Return all lines below containing the word "February".

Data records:
_ _ _ _ _
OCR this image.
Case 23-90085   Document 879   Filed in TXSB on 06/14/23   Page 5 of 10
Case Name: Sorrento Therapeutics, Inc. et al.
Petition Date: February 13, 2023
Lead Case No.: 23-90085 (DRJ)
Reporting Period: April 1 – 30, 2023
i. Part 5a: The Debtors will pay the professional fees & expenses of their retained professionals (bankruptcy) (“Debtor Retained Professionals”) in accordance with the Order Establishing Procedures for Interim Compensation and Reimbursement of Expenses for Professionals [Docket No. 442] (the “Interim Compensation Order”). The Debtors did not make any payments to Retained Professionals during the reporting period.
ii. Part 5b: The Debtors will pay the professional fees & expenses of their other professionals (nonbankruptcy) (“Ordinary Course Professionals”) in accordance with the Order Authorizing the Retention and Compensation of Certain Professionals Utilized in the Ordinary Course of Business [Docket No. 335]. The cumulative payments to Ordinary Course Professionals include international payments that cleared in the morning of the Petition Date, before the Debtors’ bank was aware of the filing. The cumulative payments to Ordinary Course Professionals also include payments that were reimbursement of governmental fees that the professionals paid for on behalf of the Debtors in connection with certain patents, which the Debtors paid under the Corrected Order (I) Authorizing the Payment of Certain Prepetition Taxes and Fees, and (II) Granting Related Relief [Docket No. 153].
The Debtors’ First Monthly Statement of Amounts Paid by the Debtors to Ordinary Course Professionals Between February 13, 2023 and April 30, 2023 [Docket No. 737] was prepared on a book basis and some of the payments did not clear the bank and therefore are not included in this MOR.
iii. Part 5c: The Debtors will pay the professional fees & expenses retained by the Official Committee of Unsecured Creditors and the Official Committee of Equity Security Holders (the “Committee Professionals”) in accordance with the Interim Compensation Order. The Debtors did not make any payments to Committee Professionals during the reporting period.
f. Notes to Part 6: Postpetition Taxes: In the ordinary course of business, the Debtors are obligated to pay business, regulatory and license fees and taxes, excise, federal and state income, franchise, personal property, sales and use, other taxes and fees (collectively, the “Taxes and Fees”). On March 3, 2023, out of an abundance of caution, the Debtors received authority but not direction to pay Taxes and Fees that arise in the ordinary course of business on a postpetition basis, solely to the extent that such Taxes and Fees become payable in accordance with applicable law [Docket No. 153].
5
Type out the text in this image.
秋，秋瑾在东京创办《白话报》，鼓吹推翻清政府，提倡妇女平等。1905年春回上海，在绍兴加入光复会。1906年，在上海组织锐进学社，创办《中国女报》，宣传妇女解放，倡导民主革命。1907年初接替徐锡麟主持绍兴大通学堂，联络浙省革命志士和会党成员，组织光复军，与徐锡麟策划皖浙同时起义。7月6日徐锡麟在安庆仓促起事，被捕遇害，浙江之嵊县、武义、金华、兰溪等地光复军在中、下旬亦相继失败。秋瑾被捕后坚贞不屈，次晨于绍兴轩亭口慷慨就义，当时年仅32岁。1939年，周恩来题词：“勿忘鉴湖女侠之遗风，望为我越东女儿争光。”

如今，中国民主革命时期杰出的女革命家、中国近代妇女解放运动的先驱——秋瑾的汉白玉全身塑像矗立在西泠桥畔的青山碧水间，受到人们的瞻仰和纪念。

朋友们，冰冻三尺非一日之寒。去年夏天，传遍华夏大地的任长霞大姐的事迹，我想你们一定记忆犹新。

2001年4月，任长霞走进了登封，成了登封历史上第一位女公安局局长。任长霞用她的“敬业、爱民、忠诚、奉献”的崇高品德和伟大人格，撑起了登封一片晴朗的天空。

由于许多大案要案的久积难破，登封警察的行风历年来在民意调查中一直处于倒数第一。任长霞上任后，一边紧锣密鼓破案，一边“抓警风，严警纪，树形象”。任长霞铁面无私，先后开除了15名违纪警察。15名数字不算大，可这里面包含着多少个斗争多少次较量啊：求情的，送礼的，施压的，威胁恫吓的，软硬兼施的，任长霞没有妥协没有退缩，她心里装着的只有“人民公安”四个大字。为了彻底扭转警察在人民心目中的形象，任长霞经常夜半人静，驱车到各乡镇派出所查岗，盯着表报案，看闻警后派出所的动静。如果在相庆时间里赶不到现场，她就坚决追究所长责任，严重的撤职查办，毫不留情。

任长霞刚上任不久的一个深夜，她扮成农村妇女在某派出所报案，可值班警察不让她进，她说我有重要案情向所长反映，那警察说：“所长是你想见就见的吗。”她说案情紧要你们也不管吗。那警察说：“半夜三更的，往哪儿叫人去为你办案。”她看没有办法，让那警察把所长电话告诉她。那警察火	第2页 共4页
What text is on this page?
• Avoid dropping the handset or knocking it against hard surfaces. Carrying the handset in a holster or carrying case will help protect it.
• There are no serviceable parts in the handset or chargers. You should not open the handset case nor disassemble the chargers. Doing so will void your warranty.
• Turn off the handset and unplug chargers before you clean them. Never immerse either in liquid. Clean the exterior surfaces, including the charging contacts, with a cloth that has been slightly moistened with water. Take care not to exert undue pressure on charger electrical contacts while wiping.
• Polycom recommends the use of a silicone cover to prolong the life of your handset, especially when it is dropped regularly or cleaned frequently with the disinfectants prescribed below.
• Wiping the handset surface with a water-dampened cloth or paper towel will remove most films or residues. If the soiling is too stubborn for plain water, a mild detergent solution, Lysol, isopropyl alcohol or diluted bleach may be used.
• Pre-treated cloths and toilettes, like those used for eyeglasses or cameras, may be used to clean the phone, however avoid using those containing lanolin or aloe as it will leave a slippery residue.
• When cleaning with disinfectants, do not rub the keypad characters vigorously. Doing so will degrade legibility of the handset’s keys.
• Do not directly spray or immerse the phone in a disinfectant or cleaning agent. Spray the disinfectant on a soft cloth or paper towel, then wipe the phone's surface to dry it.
_ _ _ _ _
§ Final result:
Petition Date: February 13, 2023
The Debtors’ First Monthly Statement of Amounts Paid by the Debtors to Ordinary Course Professionals Between February 13, 2023 and April 30, 2023 [Docket No. 737] was prepared on a book basis and some of the payments did not clear the bank and therefore are not included in this MOR.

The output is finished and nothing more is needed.